Collect all the lines that mention the word "title".

RECORD EXTRACTS
------------------------------------
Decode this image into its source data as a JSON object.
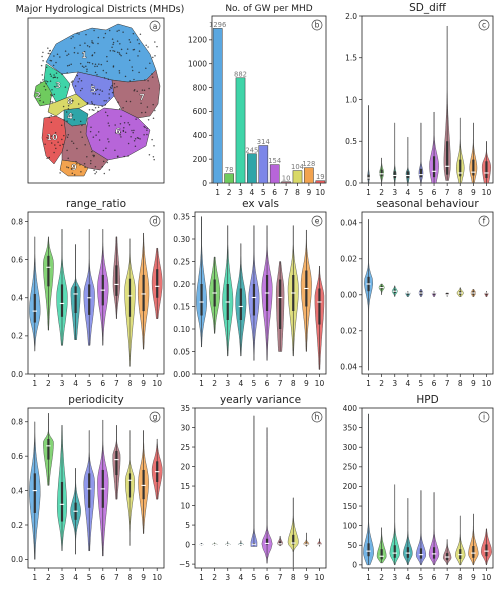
{
  "figure": {
    "district_colors": [
      "#5aa7e0",
      "#6fcb5e",
      "#3fd4a8",
      "#2fa5a8",
      "#7c86e8",
      "#b765d9",
      "#ad6e7a",
      "#d9d968",
      "#f2a34f",
      "#e55a5a"
    ],
    "map_panel": {
      "title": "Major Hydrological Districts (MHDs)",
      "letter": "a",
      "region_labels": [
        "1",
        "2",
        "3",
        "4",
        "5",
        "6",
        "7",
        "8",
        "9",
        "10"
      ]
    }
  },
  "chart_data": [
    {
      "id": "b",
      "type": "bar",
      "title": "No. of GW per MHD",
      "letter": "b",
      "categories": [
        "1",
        "2",
        "3",
        "4",
        "5",
        "6",
        "7",
        "8",
        "9",
        "10"
      ],
      "values": [
        1296,
        78,
        882,
        245,
        314,
        154,
        10,
        104,
        128,
        19
      ],
      "value_labels": [
        "1296",
        "78",
        "882",
        "245",
        "314",
        "154",
        "10",
        "104",
        "128",
        "19"
      ],
      "ylim": [
        0,
        1400
      ],
      "yticks": [
        0,
        200,
        400,
        600,
        800,
        1000,
        1200
      ],
      "ytick_labels": [
        "0",
        "200",
        "400",
        "600",
        "800",
        "1000",
        "1200"
      ],
      "grid": false
    },
    {
      "id": "c",
      "type": "violin",
      "title": "SD_diff",
      "letter": "c",
      "categories": [
        "1",
        "2",
        "3",
        "4",
        "5",
        "6",
        "7",
        "8",
        "9",
        "10"
      ],
      "ylim": [
        0,
        2
      ],
      "yticks": [
        0,
        0.5,
        1,
        1.5,
        2
      ],
      "ytick_labels": [
        "0.0",
        "0.5",
        "1.0",
        "1.5",
        "2.0"
      ],
      "series": [
        {
          "min": 0.0,
          "max": 0.93,
          "median": 0.06,
          "q1": 0.04,
          "q3": 0.1,
          "width": 0.15,
          "peak": 0.08
        },
        {
          "min": 0.0,
          "max": 0.3,
          "median": 0.11,
          "q1": 0.08,
          "q3": 0.16,
          "width": 0.32,
          "peak": 0.12
        },
        {
          "min": 0.0,
          "max": 0.72,
          "median": 0.09,
          "q1": 0.06,
          "q3": 0.14,
          "width": 0.22,
          "peak": 0.1
        },
        {
          "min": 0.0,
          "max": 0.55,
          "median": 0.09,
          "q1": 0.06,
          "q3": 0.14,
          "width": 0.28,
          "peak": 0.12
        },
        {
          "min": 0.0,
          "max": 0.72,
          "median": 0.1,
          "q1": 0.07,
          "q3": 0.17,
          "width": 0.32,
          "peak": 0.12
        },
        {
          "min": 0.0,
          "max": 0.85,
          "median": 0.14,
          "q1": 0.07,
          "q3": 0.32,
          "width": 0.7,
          "peak": 0.2
        },
        {
          "min": 0.03,
          "max": 1.88,
          "median": 0.2,
          "q1": 0.1,
          "q3": 0.5,
          "width": 0.5,
          "peak": 0.22
        },
        {
          "min": 0.0,
          "max": 0.78,
          "median": 0.12,
          "q1": 0.08,
          "q3": 0.28,
          "width": 0.6,
          "peak": 0.18
        },
        {
          "min": 0.0,
          "max": 0.72,
          "median": 0.13,
          "q1": 0.09,
          "q3": 0.28,
          "width": 0.55,
          "peak": 0.18
        },
        {
          "min": 0.0,
          "max": 0.5,
          "median": 0.12,
          "q1": 0.06,
          "q3": 0.26,
          "width": 0.65,
          "peak": 0.2
        }
      ]
    },
    {
      "id": "d",
      "type": "violin",
      "title": "range_ratio",
      "letter": "d",
      "categories": [
        "1",
        "2",
        "3",
        "4",
        "5",
        "6",
        "7",
        "8",
        "9",
        "10"
      ],
      "ylim": [
        0,
        0.85
      ],
      "yticks": [
        0,
        0.2,
        0.4,
        0.6,
        0.8
      ],
      "ytick_labels": [
        "0.0",
        "0.2",
        "0.4",
        "0.6",
        "0.8"
      ],
      "series": [
        {
          "min": 0.12,
          "max": 0.72,
          "median": 0.33,
          "q1": 0.27,
          "q3": 0.42,
          "width": 0.8,
          "peak": 0.33
        },
        {
          "min": 0.23,
          "max": 0.72,
          "median": 0.56,
          "q1": 0.46,
          "q3": 0.62,
          "width": 0.75,
          "peak": 0.58
        },
        {
          "min": 0.15,
          "max": 0.76,
          "median": 0.37,
          "q1": 0.3,
          "q3": 0.47,
          "width": 0.8,
          "peak": 0.4
        },
        {
          "min": 0.18,
          "max": 0.68,
          "median": 0.42,
          "q1": 0.32,
          "q3": 0.46,
          "width": 0.7,
          "peak": 0.44
        },
        {
          "min": 0.15,
          "max": 0.76,
          "median": 0.4,
          "q1": 0.31,
          "q3": 0.47,
          "width": 0.8,
          "peak": 0.42
        },
        {
          "min": 0.15,
          "max": 0.76,
          "median": 0.44,
          "q1": 0.36,
          "q3": 0.52,
          "width": 0.8,
          "peak": 0.45
        },
        {
          "min": 0.29,
          "max": 0.72,
          "median": 0.47,
          "q1": 0.41,
          "q3": 0.57,
          "width": 0.5,
          "peak": 0.47
        },
        {
          "min": 0.04,
          "max": 0.71,
          "median": 0.41,
          "q1": 0.3,
          "q3": 0.5,
          "width": 0.8,
          "peak": 0.44
        },
        {
          "min": 0.13,
          "max": 0.74,
          "median": 0.42,
          "q1": 0.33,
          "q3": 0.52,
          "width": 0.8,
          "peak": 0.43
        },
        {
          "min": 0.29,
          "max": 0.66,
          "median": 0.46,
          "q1": 0.4,
          "q3": 0.55,
          "width": 0.75,
          "peak": 0.48
        }
      ]
    },
    {
      "id": "e",
      "type": "violin",
      "title": "ex vals",
      "letter": "e",
      "categories": [
        "1",
        "2",
        "3",
        "4",
        "5",
        "6",
        "7",
        "8",
        "9",
        "10"
      ],
      "ylim": [
        0,
        0.36
      ],
      "yticks": [
        0,
        0.05,
        0.1,
        0.15,
        0.2,
        0.25,
        0.3,
        0.35
      ],
      "ytick_labels": [
        "0.00",
        "0.05",
        "0.10",
        "0.15",
        "0.20",
        "0.25",
        "0.30",
        "0.35"
      ],
      "series": [
        {
          "min": 0.06,
          "max": 0.35,
          "median": 0.16,
          "q1": 0.13,
          "q3": 0.2,
          "width": 0.8,
          "peak": 0.16
        },
        {
          "min": 0.09,
          "max": 0.26,
          "median": 0.18,
          "q1": 0.15,
          "q3": 0.21,
          "width": 0.8,
          "peak": 0.18
        },
        {
          "min": 0.04,
          "max": 0.33,
          "median": 0.16,
          "q1": 0.12,
          "q3": 0.2,
          "width": 0.8,
          "peak": 0.16
        },
        {
          "min": 0.04,
          "max": 0.29,
          "median": 0.15,
          "q1": 0.12,
          "q3": 0.19,
          "width": 0.8,
          "peak": 0.16
        },
        {
          "min": 0.03,
          "max": 0.33,
          "median": 0.17,
          "q1": 0.13,
          "q3": 0.2,
          "width": 0.8,
          "peak": 0.17
        },
        {
          "min": 0.03,
          "max": 0.33,
          "median": 0.18,
          "q1": 0.14,
          "q3": 0.22,
          "width": 0.8,
          "peak": 0.19
        },
        {
          "min": 0.05,
          "max": 0.25,
          "median": 0.17,
          "q1": 0.1,
          "q3": 0.21,
          "width": 0.6,
          "peak": 0.18
        },
        {
          "min": 0.04,
          "max": 0.33,
          "median": 0.18,
          "q1": 0.14,
          "q3": 0.22,
          "width": 0.8,
          "peak": 0.19
        },
        {
          "min": 0.05,
          "max": 0.32,
          "median": 0.19,
          "q1": 0.15,
          "q3": 0.23,
          "width": 0.8,
          "peak": 0.2
        },
        {
          "min": 0.01,
          "max": 0.24,
          "median": 0.16,
          "q1": 0.11,
          "q3": 0.19,
          "width": 0.7,
          "peak": 0.17
        }
      ]
    },
    {
      "id": "f",
      "type": "violin",
      "title": "seasonal behaviour",
      "letter": "f",
      "categories": [
        "1",
        "2",
        "3",
        "4",
        "5",
        "6",
        "7",
        "8",
        "9",
        "10"
      ],
      "ylim": [
        -0.044,
        0.046
      ],
      "yticks": [
        -0.04,
        -0.02,
        0,
        0.02,
        0.04
      ],
      "ytick_labels": [
        "0.04",
        "0.02",
        "0.00",
        "0.02",
        "0.04"
      ],
      "series": [
        {
          "min": -0.042,
          "max": 0.042,
          "median": 0.006,
          "q1": 0.002,
          "q3": 0.01,
          "width": 0.65,
          "peak": 0.007
        },
        {
          "min": 0.0,
          "max": 0.006,
          "median": 0.004,
          "q1": 0.003,
          "q3": 0.005,
          "width": 0.4,
          "peak": 0.004
        },
        {
          "min": -0.001,
          "max": 0.005,
          "median": 0.002,
          "q1": 0.001,
          "q3": 0.003,
          "width": 0.4,
          "peak": 0.002
        },
        {
          "min": -0.001,
          "max": 0.002,
          "median": 0.001,
          "q1": 0.0,
          "q3": 0.001,
          "width": 0.35,
          "peak": 0.001
        },
        {
          "min": -0.001,
          "max": 0.003,
          "median": 0.001,
          "q1": 0.0,
          "q3": 0.002,
          "width": 0.3,
          "peak": 0.001
        },
        {
          "min": -0.001,
          "max": 0.002,
          "median": 0.001,
          "q1": 0.0,
          "q3": 0.001,
          "width": 0.3,
          "peak": 0.001
        },
        {
          "min": -0.001,
          "max": 0.001,
          "median": 0.0,
          "q1": 0.0,
          "q3": 0.001,
          "width": 0.25,
          "peak": 0.0
        },
        {
          "min": -0.001,
          "max": 0.004,
          "median": 0.001,
          "q1": 0.0,
          "q3": 0.002,
          "width": 0.5,
          "peak": 0.001
        },
        {
          "min": -0.001,
          "max": 0.003,
          "median": 0.001,
          "q1": 0.0,
          "q3": 0.002,
          "width": 0.35,
          "peak": 0.001
        },
        {
          "min": -0.001,
          "max": 0.002,
          "median": 0.001,
          "q1": 0.0,
          "q3": 0.001,
          "width": 0.3,
          "peak": 0.001
        }
      ]
    },
    {
      "id": "g",
      "type": "violin",
      "title": "periodicity",
      "letter": "g",
      "categories": [
        "1",
        "2",
        "3",
        "4",
        "5",
        "6",
        "7",
        "8",
        "9",
        "10"
      ],
      "ylim": [
        -0.05,
        0.88
      ],
      "yticks": [
        0,
        0.2,
        0.4,
        0.6,
        0.8
      ],
      "ytick_labels": [
        "0.0",
        "0.2",
        "0.4",
        "0.6",
        "0.8"
      ],
      "series": [
        {
          "min": 0.0,
          "max": 0.8,
          "median": 0.4,
          "q1": 0.27,
          "q3": 0.5,
          "width": 0.8,
          "peak": 0.4
        },
        {
          "min": 0.43,
          "max": 0.85,
          "median": 0.66,
          "q1": 0.58,
          "q3": 0.7,
          "width": 0.75,
          "peak": 0.68
        },
        {
          "min": 0.05,
          "max": 0.78,
          "median": 0.32,
          "q1": 0.22,
          "q3": 0.45,
          "width": 0.7,
          "peak": 0.3
        },
        {
          "min": 0.03,
          "max": 0.53,
          "median": 0.28,
          "q1": 0.23,
          "q3": 0.33,
          "width": 0.75,
          "peak": 0.28
        },
        {
          "min": 0.05,
          "max": 0.75,
          "median": 0.41,
          "q1": 0.3,
          "q3": 0.5,
          "width": 0.8,
          "peak": 0.45
        },
        {
          "min": 0.02,
          "max": 0.81,
          "median": 0.41,
          "q1": 0.3,
          "q3": 0.52,
          "width": 0.8,
          "peak": 0.45
        },
        {
          "min": 0.35,
          "max": 0.78,
          "median": 0.58,
          "q1": 0.49,
          "q3": 0.63,
          "width": 0.55,
          "peak": 0.6
        },
        {
          "min": 0.08,
          "max": 0.75,
          "median": 0.46,
          "q1": 0.36,
          "q3": 0.5,
          "width": 0.7,
          "peak": 0.46
        },
        {
          "min": 0.15,
          "max": 0.75,
          "median": 0.43,
          "q1": 0.35,
          "q3": 0.52,
          "width": 0.75,
          "peak": 0.45
        },
        {
          "min": 0.35,
          "max": 0.7,
          "median": 0.51,
          "q1": 0.45,
          "q3": 0.57,
          "width": 0.75,
          "peak": 0.52
        }
      ]
    },
    {
      "id": "h",
      "type": "violin",
      "title": "yearly variance",
      "letter": "h",
      "categories": [
        "1",
        "2",
        "3",
        "4",
        "5",
        "6",
        "7",
        "8",
        "9",
        "10"
      ],
      "ylim": [
        -6,
        35
      ],
      "yticks": [
        -5,
        0,
        5,
        10,
        15,
        20,
        25,
        30,
        35
      ],
      "ytick_labels": [
        "−5",
        "0",
        "5",
        "10",
        "15",
        "20",
        "25",
        "30",
        "35"
      ],
      "series": [
        {
          "min": -0.2,
          "max": 0.4,
          "median": 0.0,
          "q1": -0.05,
          "q3": 0.1,
          "width": 0.35,
          "peak": 0.0
        },
        {
          "min": -0.2,
          "max": 0.5,
          "median": 0.05,
          "q1": 0.0,
          "q3": 0.15,
          "width": 0.4,
          "peak": 0.05
        },
        {
          "min": -0.3,
          "max": 0.8,
          "median": 0.05,
          "q1": 0.0,
          "q3": 0.15,
          "width": 0.4,
          "peak": 0.05
        },
        {
          "min": -0.3,
          "max": 1.0,
          "median": 0.05,
          "q1": 0.0,
          "q3": 0.2,
          "width": 0.4,
          "peak": 0.05
        },
        {
          "min": -0.5,
          "max": 33,
          "median": 0.1,
          "q1": 0.0,
          "q3": 0.4,
          "width": 0.5,
          "peak": 0.1
        },
        {
          "min": -4.8,
          "max": 30,
          "median": 0.3,
          "q1": 0.0,
          "q3": 1.5,
          "width": 0.8,
          "peak": 0.2
        },
        {
          "min": -0.3,
          "max": 2.2,
          "median": 0.2,
          "q1": 0.0,
          "q3": 0.8,
          "width": 0.4,
          "peak": 0.2
        },
        {
          "min": -5.8,
          "max": 12,
          "median": 0.4,
          "q1": 0.0,
          "q3": 2.5,
          "width": 0.8,
          "peak": 0.4
        },
        {
          "min": -0.5,
          "max": 3.0,
          "median": 0.1,
          "q1": 0.0,
          "q3": 0.5,
          "width": 0.4,
          "peak": 0.1
        },
        {
          "min": -0.5,
          "max": 1.5,
          "median": 0.1,
          "q1": 0.0,
          "q3": 0.4,
          "width": 0.35,
          "peak": 0.1
        }
      ]
    },
    {
      "id": "i",
      "type": "violin",
      "title": "HPD",
      "letter": "i",
      "categories": [
        "1",
        "2",
        "3",
        "4",
        "5",
        "6",
        "7",
        "8",
        "9",
        "10"
      ],
      "ylim": [
        -8,
        400
      ],
      "yticks": [
        0,
        50,
        100,
        150,
        200,
        250,
        300,
        350,
        400
      ],
      "ytick_labels": [
        "0",
        "50",
        "100",
        "150",
        "200",
        "250",
        "300",
        "350",
        "400"
      ],
      "series": [
        {
          "min": 0,
          "max": 385,
          "median": 35,
          "q1": 22,
          "q3": 55,
          "width": 0.8,
          "peak": 30
        },
        {
          "min": 5,
          "max": 95,
          "median": 22,
          "q1": 14,
          "q3": 40,
          "width": 0.7,
          "peak": 22
        },
        {
          "min": 0,
          "max": 205,
          "median": 30,
          "q1": 18,
          "q3": 50,
          "width": 0.75,
          "peak": 28
        },
        {
          "min": 0,
          "max": 170,
          "median": 30,
          "q1": 18,
          "q3": 45,
          "width": 0.7,
          "peak": 28
        },
        {
          "min": 0,
          "max": 190,
          "median": 26,
          "q1": 16,
          "q3": 42,
          "width": 0.75,
          "peak": 25
        },
        {
          "min": 0,
          "max": 185,
          "median": 28,
          "q1": 16,
          "q3": 45,
          "width": 0.75,
          "peak": 26
        },
        {
          "min": 0,
          "max": 65,
          "median": 20,
          "q1": 12,
          "q3": 30,
          "width": 0.6,
          "peak": 18
        },
        {
          "min": 0,
          "max": 125,
          "median": 26,
          "q1": 15,
          "q3": 40,
          "width": 0.75,
          "peak": 25
        },
        {
          "min": 0,
          "max": 130,
          "median": 30,
          "q1": 18,
          "q3": 48,
          "width": 0.75,
          "peak": 28
        },
        {
          "min": 0,
          "max": 92,
          "median": 35,
          "q1": 22,
          "q3": 52,
          "width": 0.8,
          "peak": 33
        }
      ]
    }
  ]
}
------------------------------------
TASK OUTPUT
      "title": "Major Hydrological Districts (MHDs)",
      "title": "No. of GW per MHD",
      "title": "SD_diff",
      "title": "range_ratio",
      "title": "ex vals",
      "title": "seasonal behaviour",
      "title": "periodicity",
      "title": "yearly variance",
      "title": "HPD",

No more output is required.